◆ PROBLEM DETAILS
Your task is to transcribe the records exactly, skipping every image.

◆ DATA FOR PROCESSING
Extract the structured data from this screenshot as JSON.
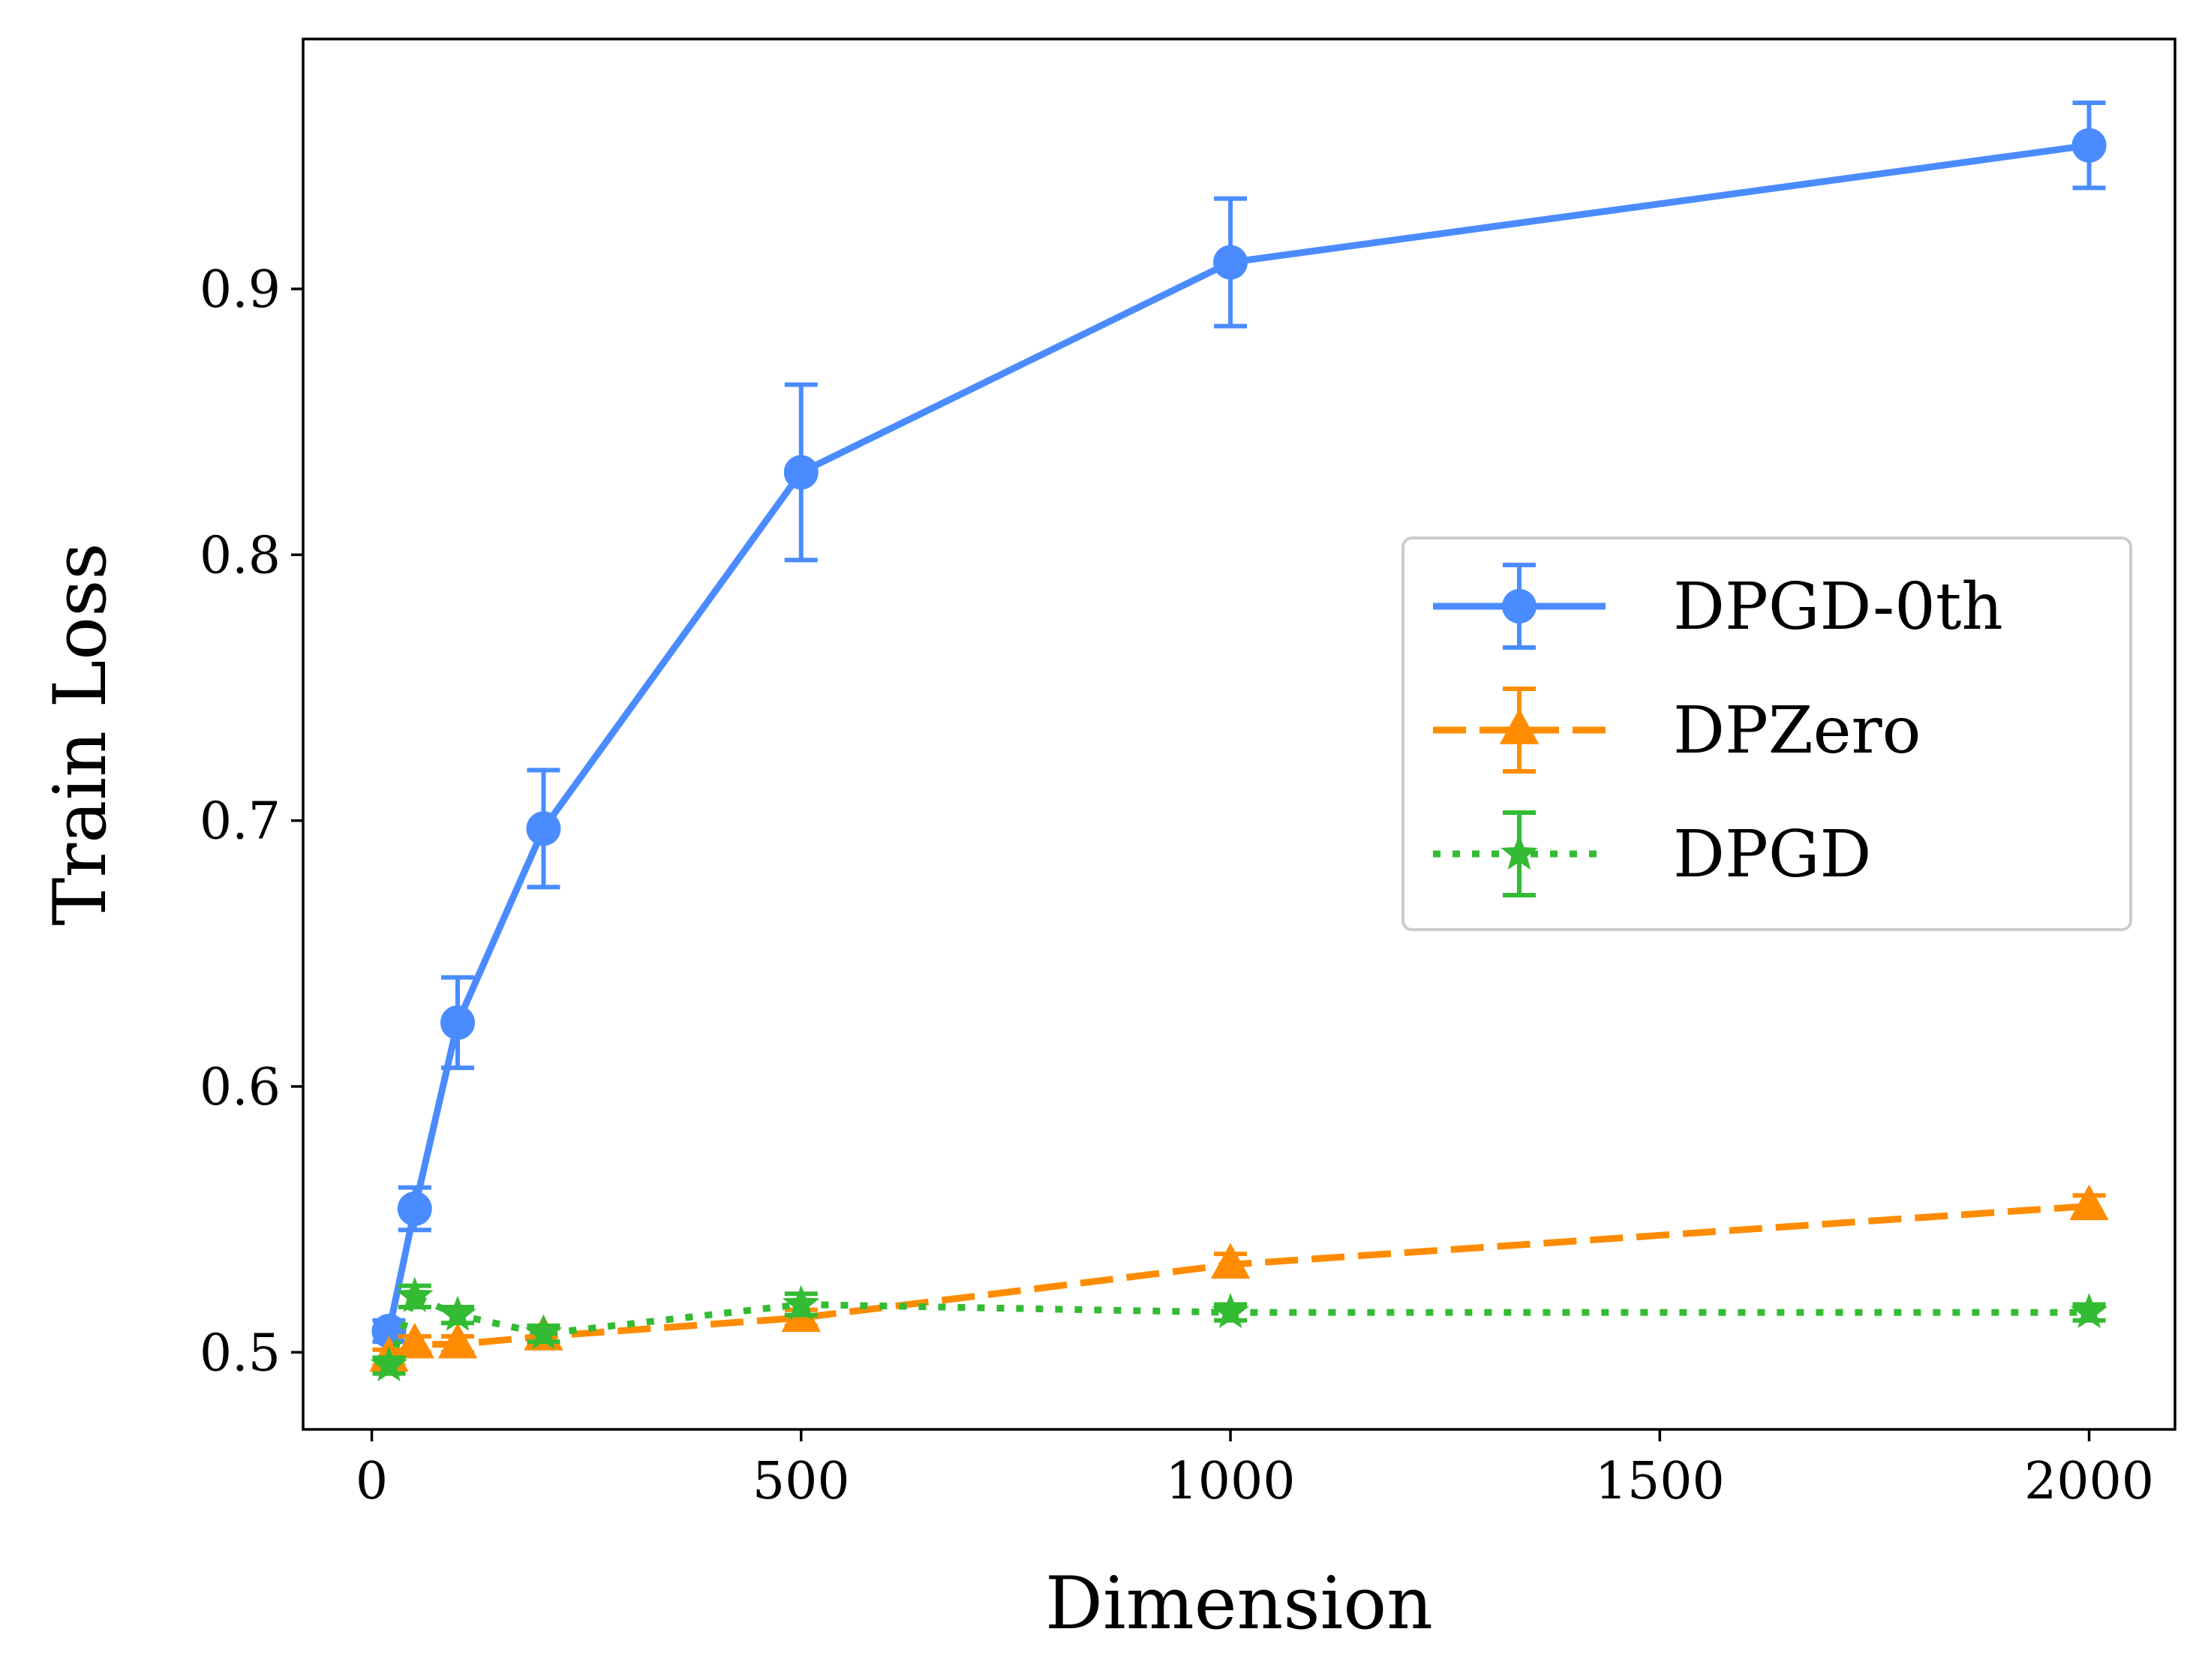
{
  "chart_data": {
    "type": "line",
    "title": "",
    "xlabel": "Dimension",
    "ylabel": "Train Loss",
    "xlim": [
      -80,
      2100
    ],
    "ylim": [
      0.471,
      0.994
    ],
    "xticks": [
      0,
      500,
      1000,
      1500,
      2000
    ],
    "xtick_labels": [
      "0",
      "500",
      "1000",
      "1500",
      "2000"
    ],
    "yticks": [
      0.5,
      0.6,
      0.7,
      0.8,
      0.9
    ],
    "ytick_labels": [
      "0.5",
      "0.6",
      "0.7",
      "0.8",
      "0.9"
    ],
    "grid": false,
    "legend_position": "center-right",
    "x": [
      20,
      50,
      100,
      200,
      500,
      1000,
      2000
    ],
    "series": [
      {
        "name": "DPGD-0th",
        "color": "#4a8cff",
        "line_style": "solid",
        "marker": "circle",
        "values": [
          0.508,
          0.554,
          0.624,
          0.697,
          0.831,
          0.91,
          0.954
        ],
        "errors": [
          0.004,
          0.008,
          0.017,
          0.022,
          0.033,
          0.024,
          0.016
        ]
      },
      {
        "name": "DPZero",
        "color": "#ff8c00",
        "line_style": "dashed",
        "marker": "triangle",
        "values": [
          0.498,
          0.503,
          0.503,
          0.506,
          0.513,
          0.533,
          0.555
        ],
        "errors": [
          0.003,
          0.003,
          0.003,
          0.003,
          0.003,
          0.004,
          0.004
        ]
      },
      {
        "name": "DPGD",
        "color": "#33bb33",
        "line_style": "dotted",
        "marker": "star",
        "values": [
          0.495,
          0.521,
          0.514,
          0.507,
          0.518,
          0.515,
          0.515
        ],
        "errors": [
          0.003,
          0.004,
          0.003,
          0.003,
          0.004,
          0.003,
          0.003
        ]
      }
    ]
  }
}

◆ WORKED SOLUTION
Extract the structured data from this screenshot as JSON.
{
  "chart_data": {
    "type": "line",
    "title": "",
    "xlabel": "Dimension",
    "ylabel": "Train Loss",
    "xlim": [
      -80,
      2100
    ],
    "ylim": [
      0.471,
      0.994
    ],
    "xticks": [
      0,
      500,
      1000,
      1500,
      2000
    ],
    "xtick_labels": [
      "0",
      "500",
      "1000",
      "1500",
      "2000"
    ],
    "yticks": [
      0.5,
      0.6,
      0.7,
      0.8,
      0.9
    ],
    "ytick_labels": [
      "0.5",
      "0.6",
      "0.7",
      "0.8",
      "0.9"
    ],
    "grid": false,
    "legend_position": "center-right",
    "x": [
      20,
      50,
      100,
      200,
      500,
      1000,
      2000
    ],
    "series": [
      {
        "name": "DPGD-0th",
        "color": "#4a8cff",
        "line_style": "solid",
        "marker": "circle",
        "values": [
          0.508,
          0.554,
          0.624,
          0.697,
          0.831,
          0.91,
          0.954
        ],
        "errors": [
          0.004,
          0.008,
          0.017,
          0.022,
          0.033,
          0.024,
          0.016
        ]
      },
      {
        "name": "DPZero",
        "color": "#ff8c00",
        "line_style": "dashed",
        "marker": "triangle",
        "values": [
          0.498,
          0.503,
          0.503,
          0.506,
          0.513,
          0.533,
          0.555
        ],
        "errors": [
          0.003,
          0.003,
          0.003,
          0.003,
          0.003,
          0.004,
          0.004
        ]
      },
      {
        "name": "DPGD",
        "color": "#33bb33",
        "line_style": "dotted",
        "marker": "star",
        "values": [
          0.495,
          0.521,
          0.514,
          0.507,
          0.518,
          0.515,
          0.515
        ],
        "errors": [
          0.003,
          0.004,
          0.003,
          0.003,
          0.004,
          0.003,
          0.003
        ]
      }
    ]
  }
}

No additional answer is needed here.